__EXERCISE TASK__. Provide only the number of lines in the listing that contain the string "кредита".

__DATA SUPPLIED__.
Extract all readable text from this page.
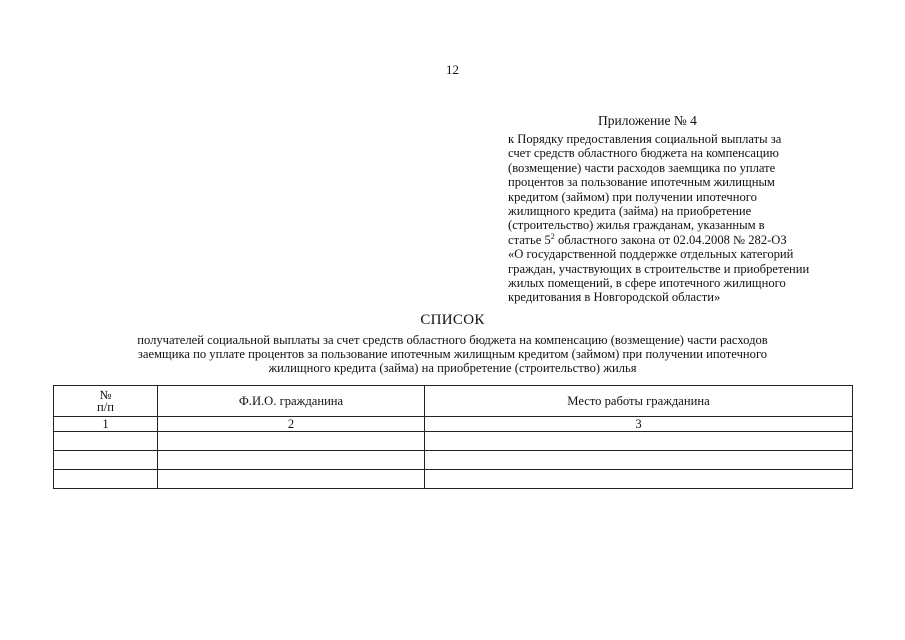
12
Приложение № 4
к Порядку предоставления социальной выплаты за
счет средств областного бюджета на компенсацию
(возмещение) части расходов заемщика по уплате
процентов за пользование ипотечным жилищным
кредитом (займом) при получении ипотечного
жилищного кредита (займа) на приобретение
(строительство) жилья гражданам, указанным в
статье $5^2$ областного закона от 02.04.2008 № 282-ОЗ
«О государственной поддержке отдельных категорий
граждан, участвующих в строительстве и приобретении
жилых помещений, в сфере ипотечного жилищного
кредитования в Новгородской области»
СПИСОК
получателей социальной выплаты за счет средств областного бюджета на компенсацию (возмещение) части расходов
заемщика по уплате процентов за пользование ипотечным жилищным кредитом (займом) при получении ипотечного
жилищного кредита (займа) на приобретение (строительство) жилья
№
п/п	Ф.И.О. гражданина	Место работы гражданина
1	2	3
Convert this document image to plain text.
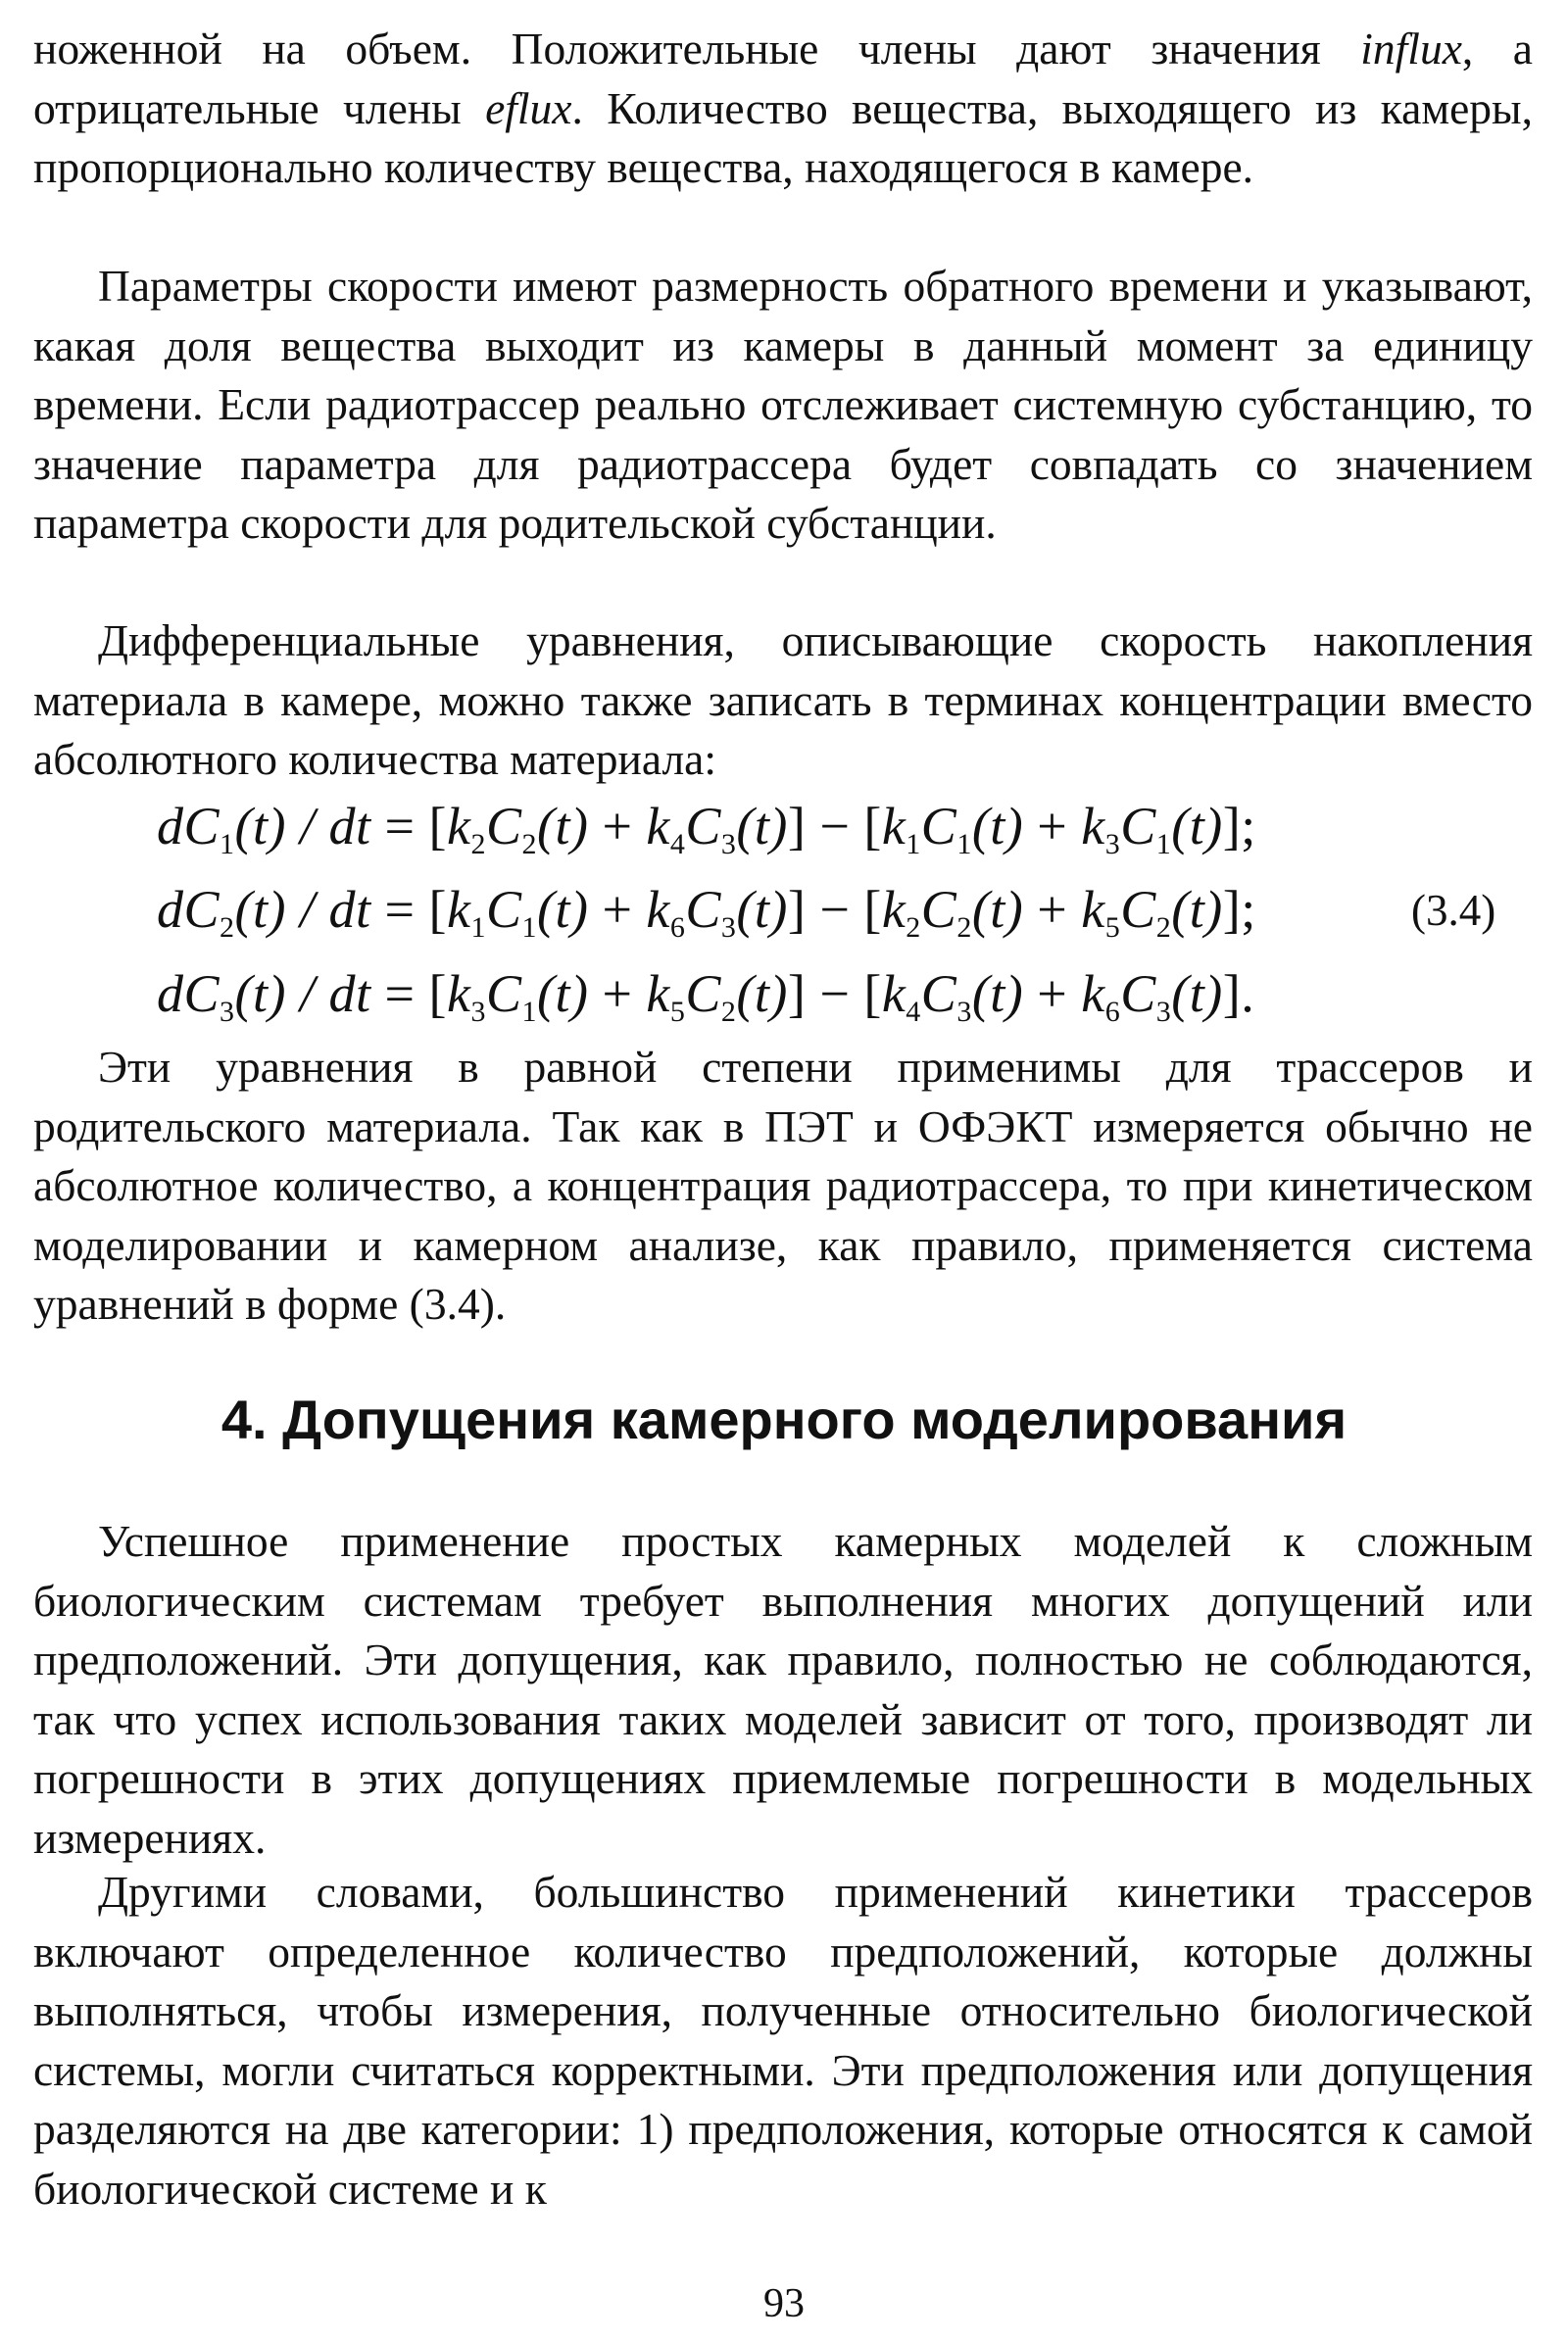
ноженной на объем. Положительные члены дают значения influx, а отрицательные члены eflux. Количество вещества, выходящего из камеры, пропорционально количеству вещества, находящегося в камере.
Параметры скорости имеют размерность обратного времени и указывают, какая доля вещества выходит из камеры в данный момент за единицу времени. Если радиотрассер реально отслеживает системную субстанцию, то значение параметра для радиотрассера будет совпадать со значением параметра скорости для родительской субстанции.
Дифференциальные уравнения, описывающие скорость накопления материала в камере, можно также записать в терминах концентрации вместо абсолютного количества материала:
$dC_1(t)$ / dt = $[k_2C_2(t) + k_4C_3(t)] - [k_1C_1(t) + k_3C_1(t)]$;
$dC_2(t)$ / dt = $[k_1C_1(t) + k_6C_3(t)] - [k_2C_2(t) + k_5C_2(t)]$;	(3.4)
$dC_3(t)$ / dt = $[k_3C_1(t) + k_5C_2(t)] - [k_4C_3(t) + k_6C_3(t)]$.
Эти уравнения в равной степени применимы для трассеров и родительского материала. Так как в ПЭТ и ОФЭКТ измеряется обычно не абсолютное количество, а концентрация радиотрассера, то при кинетическом моделировании и камерном анализе, как правило, применяется система уравнений в форме (3.4).
4. Допущения камерного моделирования
Успешное применение простых камерных моделей к сложным биологическим системам требует выполнения многих допущений или предположений. Эти допущения, как правило, полностью не соблюдаются, так что успех использования таких моделей зависит от того, производят ли погрешности в этих допущениях приемлемые погрешности в модельных измерениях.
Другими словами, большинство применений кинетики трассеров включают определенное количество предположений, которые должны выполняться, чтобы измерения, полученные относительно биологической системы, могли считаться корректными. Эти предположения или допущения разделяются на две категории: 1) предположения, которые относятся к самой биологической системе и к
93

__TASK SOLUTION__. 2